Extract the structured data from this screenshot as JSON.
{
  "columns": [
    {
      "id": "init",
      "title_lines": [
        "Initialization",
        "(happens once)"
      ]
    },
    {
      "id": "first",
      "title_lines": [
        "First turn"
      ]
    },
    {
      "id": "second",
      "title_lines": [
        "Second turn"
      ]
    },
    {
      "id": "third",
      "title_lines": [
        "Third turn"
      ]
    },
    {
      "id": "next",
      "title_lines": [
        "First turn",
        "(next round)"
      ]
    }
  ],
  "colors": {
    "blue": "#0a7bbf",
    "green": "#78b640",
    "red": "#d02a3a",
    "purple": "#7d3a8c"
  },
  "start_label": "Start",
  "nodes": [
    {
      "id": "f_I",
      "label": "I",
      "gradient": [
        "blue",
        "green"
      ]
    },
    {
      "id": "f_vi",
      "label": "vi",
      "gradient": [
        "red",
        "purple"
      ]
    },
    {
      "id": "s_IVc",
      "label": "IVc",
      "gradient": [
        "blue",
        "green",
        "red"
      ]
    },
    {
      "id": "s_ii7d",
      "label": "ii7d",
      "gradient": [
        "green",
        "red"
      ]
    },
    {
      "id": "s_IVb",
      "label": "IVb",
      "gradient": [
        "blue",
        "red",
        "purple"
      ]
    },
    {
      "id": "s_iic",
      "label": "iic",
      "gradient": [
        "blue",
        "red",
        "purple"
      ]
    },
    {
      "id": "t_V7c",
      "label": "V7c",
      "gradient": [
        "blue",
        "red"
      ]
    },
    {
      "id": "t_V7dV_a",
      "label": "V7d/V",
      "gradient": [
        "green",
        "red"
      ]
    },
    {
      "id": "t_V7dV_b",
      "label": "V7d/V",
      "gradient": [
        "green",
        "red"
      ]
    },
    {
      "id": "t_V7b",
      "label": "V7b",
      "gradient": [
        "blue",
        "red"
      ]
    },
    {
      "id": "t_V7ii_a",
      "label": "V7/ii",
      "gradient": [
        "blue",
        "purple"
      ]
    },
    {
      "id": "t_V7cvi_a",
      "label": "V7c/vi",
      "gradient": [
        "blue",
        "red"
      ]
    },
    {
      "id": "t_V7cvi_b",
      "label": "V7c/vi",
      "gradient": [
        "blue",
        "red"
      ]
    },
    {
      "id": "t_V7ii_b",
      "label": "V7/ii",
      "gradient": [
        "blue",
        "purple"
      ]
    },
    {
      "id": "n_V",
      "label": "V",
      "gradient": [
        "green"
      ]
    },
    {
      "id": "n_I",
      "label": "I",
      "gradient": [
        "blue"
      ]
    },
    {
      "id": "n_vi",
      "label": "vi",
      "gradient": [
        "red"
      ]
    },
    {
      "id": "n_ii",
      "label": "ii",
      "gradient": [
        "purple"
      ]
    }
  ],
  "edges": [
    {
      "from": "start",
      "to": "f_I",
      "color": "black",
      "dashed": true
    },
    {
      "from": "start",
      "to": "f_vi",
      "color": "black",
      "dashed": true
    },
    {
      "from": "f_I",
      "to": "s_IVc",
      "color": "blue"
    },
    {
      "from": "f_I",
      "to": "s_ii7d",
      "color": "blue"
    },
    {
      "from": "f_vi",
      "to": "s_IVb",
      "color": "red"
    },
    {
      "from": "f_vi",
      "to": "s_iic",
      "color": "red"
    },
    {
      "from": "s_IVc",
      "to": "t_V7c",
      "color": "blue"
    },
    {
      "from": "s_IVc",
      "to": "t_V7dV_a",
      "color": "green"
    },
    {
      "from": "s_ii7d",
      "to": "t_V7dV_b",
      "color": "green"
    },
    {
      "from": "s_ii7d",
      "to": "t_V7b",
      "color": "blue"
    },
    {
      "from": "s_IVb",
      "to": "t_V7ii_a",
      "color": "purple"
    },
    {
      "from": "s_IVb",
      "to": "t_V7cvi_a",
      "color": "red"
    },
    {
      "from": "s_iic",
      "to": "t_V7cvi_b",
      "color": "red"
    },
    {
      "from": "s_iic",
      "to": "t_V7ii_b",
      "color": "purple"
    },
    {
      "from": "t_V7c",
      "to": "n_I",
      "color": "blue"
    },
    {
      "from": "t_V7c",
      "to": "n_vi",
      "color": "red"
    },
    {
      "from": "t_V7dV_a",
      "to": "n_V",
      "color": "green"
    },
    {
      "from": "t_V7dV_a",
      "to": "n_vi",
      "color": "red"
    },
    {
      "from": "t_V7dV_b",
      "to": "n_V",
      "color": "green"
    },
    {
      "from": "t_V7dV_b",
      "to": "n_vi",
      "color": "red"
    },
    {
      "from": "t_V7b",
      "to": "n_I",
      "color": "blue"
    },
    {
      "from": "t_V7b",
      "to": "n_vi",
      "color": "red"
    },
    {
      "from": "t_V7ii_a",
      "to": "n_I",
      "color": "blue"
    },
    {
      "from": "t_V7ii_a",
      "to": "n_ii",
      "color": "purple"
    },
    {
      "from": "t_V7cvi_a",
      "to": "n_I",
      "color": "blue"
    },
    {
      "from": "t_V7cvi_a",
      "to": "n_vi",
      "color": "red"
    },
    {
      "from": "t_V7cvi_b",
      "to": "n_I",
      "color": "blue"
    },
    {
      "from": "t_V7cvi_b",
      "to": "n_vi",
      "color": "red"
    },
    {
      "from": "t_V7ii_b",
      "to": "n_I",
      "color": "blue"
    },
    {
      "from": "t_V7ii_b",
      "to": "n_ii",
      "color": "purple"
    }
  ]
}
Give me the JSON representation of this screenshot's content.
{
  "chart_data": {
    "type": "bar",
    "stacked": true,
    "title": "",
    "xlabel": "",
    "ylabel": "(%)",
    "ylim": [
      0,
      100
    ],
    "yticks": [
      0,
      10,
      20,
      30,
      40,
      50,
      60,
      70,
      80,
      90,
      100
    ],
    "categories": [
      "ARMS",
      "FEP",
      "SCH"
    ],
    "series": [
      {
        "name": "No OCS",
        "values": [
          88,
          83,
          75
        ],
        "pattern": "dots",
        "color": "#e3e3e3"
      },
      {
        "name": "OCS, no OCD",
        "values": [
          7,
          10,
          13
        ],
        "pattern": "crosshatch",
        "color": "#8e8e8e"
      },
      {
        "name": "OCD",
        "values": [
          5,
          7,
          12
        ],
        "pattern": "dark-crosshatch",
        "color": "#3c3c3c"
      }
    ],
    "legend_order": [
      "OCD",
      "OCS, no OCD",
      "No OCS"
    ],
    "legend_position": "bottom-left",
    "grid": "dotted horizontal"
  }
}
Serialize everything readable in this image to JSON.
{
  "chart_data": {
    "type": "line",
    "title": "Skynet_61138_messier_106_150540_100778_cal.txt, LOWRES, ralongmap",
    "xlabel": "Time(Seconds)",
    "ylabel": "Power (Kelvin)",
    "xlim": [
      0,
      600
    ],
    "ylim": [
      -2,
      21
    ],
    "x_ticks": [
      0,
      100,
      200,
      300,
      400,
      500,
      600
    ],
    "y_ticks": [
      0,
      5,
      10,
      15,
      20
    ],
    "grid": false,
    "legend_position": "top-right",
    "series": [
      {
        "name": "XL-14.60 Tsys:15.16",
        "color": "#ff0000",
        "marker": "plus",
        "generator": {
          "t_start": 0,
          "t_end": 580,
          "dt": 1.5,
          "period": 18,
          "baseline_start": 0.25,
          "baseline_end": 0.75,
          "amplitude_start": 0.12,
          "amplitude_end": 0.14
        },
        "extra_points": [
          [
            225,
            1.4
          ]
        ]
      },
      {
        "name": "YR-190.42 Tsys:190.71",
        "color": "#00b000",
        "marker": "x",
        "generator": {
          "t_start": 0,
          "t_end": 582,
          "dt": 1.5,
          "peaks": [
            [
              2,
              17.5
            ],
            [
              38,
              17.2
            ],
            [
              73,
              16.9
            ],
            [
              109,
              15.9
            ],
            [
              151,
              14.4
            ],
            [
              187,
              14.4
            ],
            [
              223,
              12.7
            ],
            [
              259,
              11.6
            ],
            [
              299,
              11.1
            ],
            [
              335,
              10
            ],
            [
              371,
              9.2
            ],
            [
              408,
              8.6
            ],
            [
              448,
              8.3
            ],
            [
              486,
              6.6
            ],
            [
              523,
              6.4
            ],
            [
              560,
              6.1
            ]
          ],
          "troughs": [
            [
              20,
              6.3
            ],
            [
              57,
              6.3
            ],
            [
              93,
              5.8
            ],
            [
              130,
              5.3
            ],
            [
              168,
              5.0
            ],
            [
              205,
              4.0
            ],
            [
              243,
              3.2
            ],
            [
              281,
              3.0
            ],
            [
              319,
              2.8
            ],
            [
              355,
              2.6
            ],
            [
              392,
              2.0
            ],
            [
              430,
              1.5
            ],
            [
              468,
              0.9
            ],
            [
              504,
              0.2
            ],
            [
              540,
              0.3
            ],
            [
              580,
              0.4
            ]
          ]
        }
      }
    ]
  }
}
######
__Task requirements__
Gather and return every line that holds the string "Tsys".

__Solution to this exercise__
        "name": "XL-14.60 Tsys:15.16",
        "name": "YR-190.42 Tsys:190.71",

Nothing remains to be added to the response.